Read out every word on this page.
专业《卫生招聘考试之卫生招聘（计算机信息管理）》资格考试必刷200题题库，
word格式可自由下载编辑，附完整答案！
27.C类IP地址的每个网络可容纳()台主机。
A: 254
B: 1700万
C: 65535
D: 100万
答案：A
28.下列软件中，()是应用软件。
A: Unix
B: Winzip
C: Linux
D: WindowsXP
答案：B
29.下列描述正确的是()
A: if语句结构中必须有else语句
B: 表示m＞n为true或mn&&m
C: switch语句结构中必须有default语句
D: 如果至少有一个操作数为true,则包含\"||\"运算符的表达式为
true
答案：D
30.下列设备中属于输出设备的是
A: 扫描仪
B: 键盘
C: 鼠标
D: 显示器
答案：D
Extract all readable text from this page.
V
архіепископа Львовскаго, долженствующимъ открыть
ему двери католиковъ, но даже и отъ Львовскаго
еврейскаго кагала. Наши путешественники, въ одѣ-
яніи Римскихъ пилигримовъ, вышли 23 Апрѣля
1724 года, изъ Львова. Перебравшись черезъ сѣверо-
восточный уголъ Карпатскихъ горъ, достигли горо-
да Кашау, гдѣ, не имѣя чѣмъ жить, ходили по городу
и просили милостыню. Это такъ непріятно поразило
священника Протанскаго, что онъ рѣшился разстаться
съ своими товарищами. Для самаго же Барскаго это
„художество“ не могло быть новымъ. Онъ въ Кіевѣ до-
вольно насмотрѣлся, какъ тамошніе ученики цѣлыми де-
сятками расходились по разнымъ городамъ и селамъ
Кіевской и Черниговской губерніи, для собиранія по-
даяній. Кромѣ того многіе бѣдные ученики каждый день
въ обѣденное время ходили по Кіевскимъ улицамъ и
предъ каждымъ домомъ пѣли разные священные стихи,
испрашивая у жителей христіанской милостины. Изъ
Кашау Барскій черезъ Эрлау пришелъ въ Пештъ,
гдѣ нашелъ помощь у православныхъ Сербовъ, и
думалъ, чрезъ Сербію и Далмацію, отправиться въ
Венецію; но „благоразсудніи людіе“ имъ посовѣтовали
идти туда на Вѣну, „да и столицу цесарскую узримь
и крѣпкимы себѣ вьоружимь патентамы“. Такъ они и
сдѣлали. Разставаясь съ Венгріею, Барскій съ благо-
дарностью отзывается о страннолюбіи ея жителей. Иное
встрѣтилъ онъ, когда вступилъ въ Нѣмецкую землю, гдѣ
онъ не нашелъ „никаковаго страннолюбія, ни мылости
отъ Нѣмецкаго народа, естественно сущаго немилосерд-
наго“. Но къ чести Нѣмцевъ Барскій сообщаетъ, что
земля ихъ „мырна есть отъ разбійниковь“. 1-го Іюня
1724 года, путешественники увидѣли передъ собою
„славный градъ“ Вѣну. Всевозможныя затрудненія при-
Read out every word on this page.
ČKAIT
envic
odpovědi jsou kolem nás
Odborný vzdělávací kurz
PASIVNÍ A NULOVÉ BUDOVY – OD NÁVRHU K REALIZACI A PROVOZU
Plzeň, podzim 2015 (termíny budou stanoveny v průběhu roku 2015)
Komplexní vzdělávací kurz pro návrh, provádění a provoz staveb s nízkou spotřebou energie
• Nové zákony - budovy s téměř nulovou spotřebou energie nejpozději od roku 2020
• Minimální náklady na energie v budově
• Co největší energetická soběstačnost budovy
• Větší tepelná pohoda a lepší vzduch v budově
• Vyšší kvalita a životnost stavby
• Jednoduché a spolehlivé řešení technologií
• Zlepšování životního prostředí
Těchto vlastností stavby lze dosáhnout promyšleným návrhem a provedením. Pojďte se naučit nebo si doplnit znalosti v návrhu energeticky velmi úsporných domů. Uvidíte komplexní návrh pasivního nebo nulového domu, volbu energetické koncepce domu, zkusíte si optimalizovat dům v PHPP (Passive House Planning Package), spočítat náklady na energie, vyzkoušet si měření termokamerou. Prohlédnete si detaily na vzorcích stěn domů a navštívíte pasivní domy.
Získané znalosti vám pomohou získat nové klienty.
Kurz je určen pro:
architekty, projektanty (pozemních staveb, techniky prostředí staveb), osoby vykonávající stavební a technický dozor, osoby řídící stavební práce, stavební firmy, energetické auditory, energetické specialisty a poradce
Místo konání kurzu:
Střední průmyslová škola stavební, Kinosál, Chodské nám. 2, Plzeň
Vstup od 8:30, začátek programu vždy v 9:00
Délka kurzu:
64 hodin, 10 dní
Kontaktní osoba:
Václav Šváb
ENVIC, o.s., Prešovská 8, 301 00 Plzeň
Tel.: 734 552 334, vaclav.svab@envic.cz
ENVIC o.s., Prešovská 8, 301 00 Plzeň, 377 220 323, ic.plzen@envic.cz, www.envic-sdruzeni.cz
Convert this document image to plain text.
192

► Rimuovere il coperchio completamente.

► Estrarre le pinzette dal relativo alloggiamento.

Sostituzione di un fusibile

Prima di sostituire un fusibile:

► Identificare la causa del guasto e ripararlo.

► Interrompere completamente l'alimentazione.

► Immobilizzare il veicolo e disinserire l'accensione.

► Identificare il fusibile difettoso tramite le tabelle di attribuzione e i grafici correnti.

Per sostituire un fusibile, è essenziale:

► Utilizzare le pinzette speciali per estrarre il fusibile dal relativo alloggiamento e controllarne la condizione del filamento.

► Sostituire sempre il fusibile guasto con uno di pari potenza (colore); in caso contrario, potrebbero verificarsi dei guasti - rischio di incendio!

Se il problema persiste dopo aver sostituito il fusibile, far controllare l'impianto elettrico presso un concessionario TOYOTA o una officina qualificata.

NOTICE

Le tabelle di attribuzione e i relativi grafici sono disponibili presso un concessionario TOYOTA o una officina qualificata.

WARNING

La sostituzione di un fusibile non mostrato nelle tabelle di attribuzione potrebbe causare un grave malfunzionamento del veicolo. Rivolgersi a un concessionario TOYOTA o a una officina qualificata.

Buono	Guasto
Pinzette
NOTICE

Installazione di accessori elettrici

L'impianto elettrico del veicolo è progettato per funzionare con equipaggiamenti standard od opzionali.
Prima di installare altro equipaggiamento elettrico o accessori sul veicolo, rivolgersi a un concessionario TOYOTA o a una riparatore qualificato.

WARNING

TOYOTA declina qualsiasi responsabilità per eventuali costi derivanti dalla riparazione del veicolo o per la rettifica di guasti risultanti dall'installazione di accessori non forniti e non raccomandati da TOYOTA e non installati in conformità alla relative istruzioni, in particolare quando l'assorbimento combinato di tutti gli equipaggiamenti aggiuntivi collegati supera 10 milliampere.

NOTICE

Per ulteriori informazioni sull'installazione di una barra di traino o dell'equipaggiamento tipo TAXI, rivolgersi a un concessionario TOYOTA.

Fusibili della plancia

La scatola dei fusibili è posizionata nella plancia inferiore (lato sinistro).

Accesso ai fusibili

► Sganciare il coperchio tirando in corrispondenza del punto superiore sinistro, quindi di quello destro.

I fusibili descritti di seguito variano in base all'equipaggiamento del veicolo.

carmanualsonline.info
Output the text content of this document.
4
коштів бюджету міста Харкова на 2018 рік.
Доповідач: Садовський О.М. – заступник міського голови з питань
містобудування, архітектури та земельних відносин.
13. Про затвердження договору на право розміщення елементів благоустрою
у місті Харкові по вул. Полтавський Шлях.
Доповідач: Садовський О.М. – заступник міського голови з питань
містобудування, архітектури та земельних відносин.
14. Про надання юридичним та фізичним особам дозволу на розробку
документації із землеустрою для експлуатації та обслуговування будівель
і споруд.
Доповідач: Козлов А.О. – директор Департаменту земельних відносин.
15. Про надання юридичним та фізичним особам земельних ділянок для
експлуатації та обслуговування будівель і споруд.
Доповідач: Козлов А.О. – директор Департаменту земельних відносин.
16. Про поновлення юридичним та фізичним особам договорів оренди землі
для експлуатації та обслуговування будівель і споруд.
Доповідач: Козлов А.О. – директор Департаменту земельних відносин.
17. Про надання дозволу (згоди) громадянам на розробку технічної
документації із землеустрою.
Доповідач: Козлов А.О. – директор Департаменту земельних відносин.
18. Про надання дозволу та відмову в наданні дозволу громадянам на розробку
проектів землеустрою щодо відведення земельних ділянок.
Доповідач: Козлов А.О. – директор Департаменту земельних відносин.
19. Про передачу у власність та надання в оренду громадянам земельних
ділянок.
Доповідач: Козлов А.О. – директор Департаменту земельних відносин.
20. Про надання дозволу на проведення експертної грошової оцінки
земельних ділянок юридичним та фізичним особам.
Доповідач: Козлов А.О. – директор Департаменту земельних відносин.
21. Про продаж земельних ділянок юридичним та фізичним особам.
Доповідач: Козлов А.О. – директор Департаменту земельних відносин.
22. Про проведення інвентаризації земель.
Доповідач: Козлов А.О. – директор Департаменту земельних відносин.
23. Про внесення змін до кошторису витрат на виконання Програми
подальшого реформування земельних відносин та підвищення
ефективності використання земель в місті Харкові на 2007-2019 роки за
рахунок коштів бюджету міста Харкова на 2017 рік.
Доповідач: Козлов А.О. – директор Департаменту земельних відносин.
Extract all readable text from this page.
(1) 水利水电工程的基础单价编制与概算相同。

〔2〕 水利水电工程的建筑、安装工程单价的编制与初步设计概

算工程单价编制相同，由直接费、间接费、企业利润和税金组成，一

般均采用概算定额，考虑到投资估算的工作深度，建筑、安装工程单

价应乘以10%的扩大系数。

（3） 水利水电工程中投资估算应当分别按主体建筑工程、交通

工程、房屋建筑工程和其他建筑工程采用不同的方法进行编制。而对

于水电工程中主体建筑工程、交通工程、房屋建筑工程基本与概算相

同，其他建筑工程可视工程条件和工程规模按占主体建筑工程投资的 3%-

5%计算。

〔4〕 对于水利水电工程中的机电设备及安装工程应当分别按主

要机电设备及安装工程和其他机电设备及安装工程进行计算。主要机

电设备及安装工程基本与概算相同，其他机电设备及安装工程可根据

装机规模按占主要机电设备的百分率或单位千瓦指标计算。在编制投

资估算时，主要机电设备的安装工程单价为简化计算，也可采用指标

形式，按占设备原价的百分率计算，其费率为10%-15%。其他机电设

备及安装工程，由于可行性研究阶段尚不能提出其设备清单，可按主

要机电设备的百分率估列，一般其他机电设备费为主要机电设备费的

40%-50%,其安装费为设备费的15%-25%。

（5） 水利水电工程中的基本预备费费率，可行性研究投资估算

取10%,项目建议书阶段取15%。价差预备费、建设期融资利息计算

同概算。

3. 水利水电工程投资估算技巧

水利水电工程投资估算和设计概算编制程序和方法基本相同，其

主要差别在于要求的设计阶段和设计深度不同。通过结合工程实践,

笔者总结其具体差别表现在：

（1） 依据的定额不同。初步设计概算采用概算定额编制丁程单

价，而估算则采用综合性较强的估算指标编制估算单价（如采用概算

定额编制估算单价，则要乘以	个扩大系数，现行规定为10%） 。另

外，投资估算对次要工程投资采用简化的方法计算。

▬▬▬▬▬▬

Each line that holds the string "года" counts once; give the total and nothing else.

> TASK ANSWER:
2